YANG DIMINTA ->
Sambung berita tentang peraturan presiden soal jaminan kesehatan di bawah ini, dimulai tepat setelah kalimat terakhirnya.

JAKARTA, KOMPAS — Kehadiran peraturan presiden baru tentang jaminan kesehatan membawa sejumlah perubahan yang berpotensi menimbulkan hambatan baru. Oleh karena itu, sosialisasi perlu dilakukan secara menyeluruh kepada semua pihak.
Ketua Bidang Advokasi BPJS Watch Timboel Siregar mengatakan, selama lima tahun program Jaminan Kesehatan Nasional (JKN) sering mengalami perubahan regulasi. Terakhir, Presiden Joko Widodo mengeluarkan Peraturan Presiden Nomor 82 Tahun 2018 tentang Jaminan Kesehatan.
Peraturan baru ini mengakibatkan terjadinya sejumlah perubahan terhadap pengguna. Pertama, pemakai yang menunggak pembayaran iuran kartunya akan dinonaktifkan jika tidak membayar sampai tanggal 1 bulan berikutnya. Ketentuan sebelumnya menyatakan, pelunasan tunggakan ditunggu paling lambat hingga tanggal 10 bulan selanjutnya.

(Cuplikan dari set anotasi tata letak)
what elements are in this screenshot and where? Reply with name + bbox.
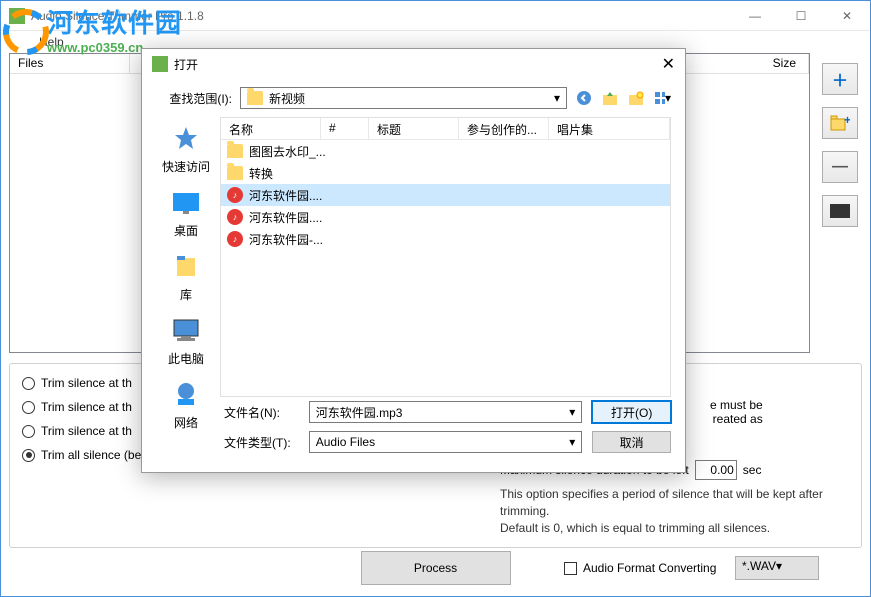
folder-icon bbox=[227, 144, 243, 158]
filename-label: 文件名(N): bbox=[224, 404, 299, 421]
file-name: 河东软件园.... bbox=[249, 187, 322, 204]
svg-text:+: + bbox=[844, 114, 850, 127]
place-desktop[interactable]: 桌面 bbox=[158, 187, 214, 239]
filename-input[interactable]: 河东软件园.mp3▾ bbox=[309, 401, 583, 423]
add-folder-icon: + bbox=[830, 114, 850, 132]
info-line-1: This option specifies a period of silenc… bbox=[500, 486, 861, 520]
file-row[interactable]: 图图去水印_... bbox=[221, 140, 670, 162]
place-this-pc[interactable]: 此电脑 bbox=[158, 315, 214, 367]
lookin-select[interactable]: 新视频 ▾ bbox=[240, 87, 567, 109]
open-dialog: 打开 ✕ 查找范围(I): 新视频 ▾ ▾ 快速访问 桌面 库 此电脑 bbox=[141, 48, 686, 473]
titlebar: Audio Silence Trimmer Pro 1.1.8 — ☐ ✕ bbox=[1, 1, 870, 31]
col-title[interactable]: 标题 bbox=[369, 118, 459, 139]
place-library[interactable]: 库 bbox=[158, 251, 214, 303]
afc-checkbox[interactable] bbox=[564, 562, 577, 575]
radio-trim-1[interactable] bbox=[22, 377, 35, 390]
bottom-bar: Process Audio Format Converting *.WAV▾ bbox=[9, 548, 862, 588]
file-list[interactable]: 名称 # 标题 参与创作的... 唱片集 图图去水印_... 转换 ♪ 河东软件园..… bbox=[220, 117, 671, 397]
add-file-button[interactable]: ＋ bbox=[822, 63, 858, 95]
star-icon bbox=[172, 125, 200, 153]
side-toolbar: ＋ + — — bbox=[822, 63, 858, 227]
info-line-2: Default is 0, which is equal to trimming… bbox=[500, 520, 861, 537]
radio-label-1: Trim silence at th bbox=[41, 376, 132, 390]
desktop-icon bbox=[171, 191, 201, 215]
file-row[interactable]: ♪ 河东软件园.... bbox=[221, 206, 670, 228]
lookin-value: 新视频 bbox=[269, 90, 305, 107]
view-menu-icon[interactable]: ▾ bbox=[653, 89, 671, 107]
radio-trim-2[interactable] bbox=[22, 401, 35, 414]
hint-text: e must bereated as bbox=[710, 398, 763, 426]
files-column-header[interactable]: Files bbox=[10, 54, 130, 73]
clear-button[interactable]: — bbox=[822, 195, 858, 227]
file-name: 转换 bbox=[249, 165, 273, 182]
folder-icon bbox=[247, 91, 263, 105]
dialog-icon bbox=[152, 56, 168, 72]
app-icon bbox=[9, 8, 25, 24]
audio-icon: ♪ bbox=[227, 231, 243, 247]
new-folder-icon[interactable] bbox=[627, 89, 645, 107]
places-bar: 快速访问 桌面 库 此电脑 网络 bbox=[156, 117, 216, 397]
menu-help[interactable]: Help bbox=[39, 35, 64, 49]
file-row[interactable]: ♪ 河东软件园-... bbox=[221, 228, 670, 250]
minimize-button[interactable]: — bbox=[732, 1, 778, 31]
sec-label: sec bbox=[743, 463, 762, 477]
file-name: 河东软件园.... bbox=[249, 209, 322, 226]
col-num[interactable]: # bbox=[321, 118, 369, 139]
file-list-columns: 名称 # 标题 参与创作的... 唱片集 bbox=[221, 118, 670, 140]
process-button[interactable]: Process bbox=[361, 551, 511, 585]
format-select[interactable]: *.WAV▾ bbox=[735, 556, 819, 580]
add-folder-button[interactable]: + bbox=[822, 107, 858, 139]
maximize-button[interactable]: ☐ bbox=[778, 1, 824, 31]
audio-format-converting[interactable]: Audio Format Converting bbox=[564, 561, 716, 575]
dialog-title: 打开 bbox=[174, 56, 198, 73]
max-silence-input[interactable] bbox=[695, 460, 737, 480]
col-album[interactable]: 唱片集 bbox=[549, 118, 670, 139]
radio-trim-3[interactable] bbox=[22, 425, 35, 438]
lookin-label: 查找范围(I): bbox=[156, 90, 232, 107]
place-network[interactable]: 网络 bbox=[158, 379, 214, 431]
audio-icon: ♪ bbox=[227, 209, 243, 225]
col-contrib[interactable]: 参与创作的... bbox=[459, 118, 549, 139]
back-icon[interactable] bbox=[575, 89, 593, 107]
cancel-button[interactable]: 取消 bbox=[592, 431, 671, 453]
col-name[interactable]: 名称 bbox=[221, 118, 321, 139]
window-title: Audio Silence Trimmer Pro 1.1.8 bbox=[31, 9, 732, 23]
radio-label-2: Trim silence at th bbox=[41, 400, 132, 414]
open-button[interactable]: 打开(O) bbox=[592, 401, 671, 423]
audio-icon: ♪ bbox=[227, 187, 243, 203]
file-row[interactable]: 转换 bbox=[221, 162, 670, 184]
network-icon bbox=[172, 381, 200, 409]
close-button[interactable]: ✕ bbox=[824, 1, 870, 31]
remove-button[interactable]: — bbox=[822, 151, 858, 183]
filetype-select[interactable]: Audio Files▾ bbox=[309, 431, 583, 453]
file-row[interactable]: ♪ 河东软件园.... bbox=[221, 184, 670, 206]
place-quick-access[interactable]: 快速访问 bbox=[158, 123, 214, 175]
file-name: 河东软件园-... bbox=[249, 231, 323, 248]
library-icon bbox=[173, 254, 199, 280]
filetype-label: 文件类型(T): bbox=[224, 434, 299, 451]
folder-icon bbox=[227, 166, 243, 180]
pc-icon bbox=[171, 318, 201, 344]
radio-trim-all[interactable] bbox=[22, 449, 35, 462]
dialog-titlebar: 打开 ✕ bbox=[142, 49, 685, 79]
up-icon[interactable] bbox=[601, 89, 619, 107]
dialog-close-button[interactable]: ✕ bbox=[662, 54, 675, 74]
radio-label-3: Trim silence at th bbox=[41, 424, 132, 438]
afc-label: Audio Format Converting bbox=[583, 561, 716, 575]
file-name: 图图去水印_... bbox=[249, 143, 326, 160]
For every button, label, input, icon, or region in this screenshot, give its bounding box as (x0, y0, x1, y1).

JAWABAN LATIHAN ->
Perubahan lain adalah besarnya tunggakan iuran yang harus dibayarkan. Berdasarkan ketentuan baru yang ditetapkan pada 18 Desember 2018, peserta program wajib membayar maksimal 24 bulan tunggakan, dari sebelumnya 12 bulan.
’Hal ini merupakan salah satu upaya yang dilakukan oleh Badan Penyelenggara Jaminan Sosial (BPJS) untuk mengurangi defisit agar program JKN dapat berjalan lebih optimal,” kata Timboel, Jumat (4/1/2019), di Jakarta.
Selanjutnya, bayi yang baru lahir dari orangtua peserta JKN kini dijamin dalam rentang waktu 28 hari sejak hari lahirnya. Artinya, bayi tersebut tidak perlu lagi mengikuti masa aktivasi 14 hari seperti yang tertuang dalam peraturan sebelumnya. Bayi yang baru lahir dapat langsung didaftarkan dan dibayarkan iurannya sehingga langsung dijamin oleh program JKN.
Selain itu, adanya perpres baru juga mengamanatkan BPJS Kesehatan dan fasilitas kesehatan untuk menghadirkan meja pengaduan seperti di rumah sakit. Menurut Timboel, hal ini akan sangat membantu peserta program jika mengalami kendala saat melakukan proses pengobatan.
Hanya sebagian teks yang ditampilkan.